## What is expected
Search the entries below. Return every line that has "values" in it.

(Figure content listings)
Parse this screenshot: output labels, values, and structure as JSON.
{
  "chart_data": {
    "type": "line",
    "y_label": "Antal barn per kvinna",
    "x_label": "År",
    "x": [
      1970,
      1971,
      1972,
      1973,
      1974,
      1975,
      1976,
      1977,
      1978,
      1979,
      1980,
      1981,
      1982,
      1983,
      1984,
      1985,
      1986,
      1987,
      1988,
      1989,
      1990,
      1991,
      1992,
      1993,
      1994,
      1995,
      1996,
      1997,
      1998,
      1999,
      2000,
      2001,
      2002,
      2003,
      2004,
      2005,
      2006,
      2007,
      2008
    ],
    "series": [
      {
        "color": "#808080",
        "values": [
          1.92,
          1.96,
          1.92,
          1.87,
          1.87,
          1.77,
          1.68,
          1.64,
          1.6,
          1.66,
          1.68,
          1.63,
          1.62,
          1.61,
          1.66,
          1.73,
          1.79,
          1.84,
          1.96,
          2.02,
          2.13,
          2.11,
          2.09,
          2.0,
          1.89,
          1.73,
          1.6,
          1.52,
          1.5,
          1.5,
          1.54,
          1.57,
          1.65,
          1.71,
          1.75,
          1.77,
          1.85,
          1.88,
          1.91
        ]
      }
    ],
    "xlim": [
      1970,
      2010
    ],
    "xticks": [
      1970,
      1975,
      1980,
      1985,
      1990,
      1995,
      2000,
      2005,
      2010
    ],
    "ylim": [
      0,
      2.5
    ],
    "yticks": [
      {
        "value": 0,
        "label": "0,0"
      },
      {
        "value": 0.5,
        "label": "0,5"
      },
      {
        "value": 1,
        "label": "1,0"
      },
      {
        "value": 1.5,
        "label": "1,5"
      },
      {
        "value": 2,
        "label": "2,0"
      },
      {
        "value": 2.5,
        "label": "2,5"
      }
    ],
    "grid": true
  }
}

## Result
Parse this screenshot: output labels, values, and structure as JSON.
        "values": [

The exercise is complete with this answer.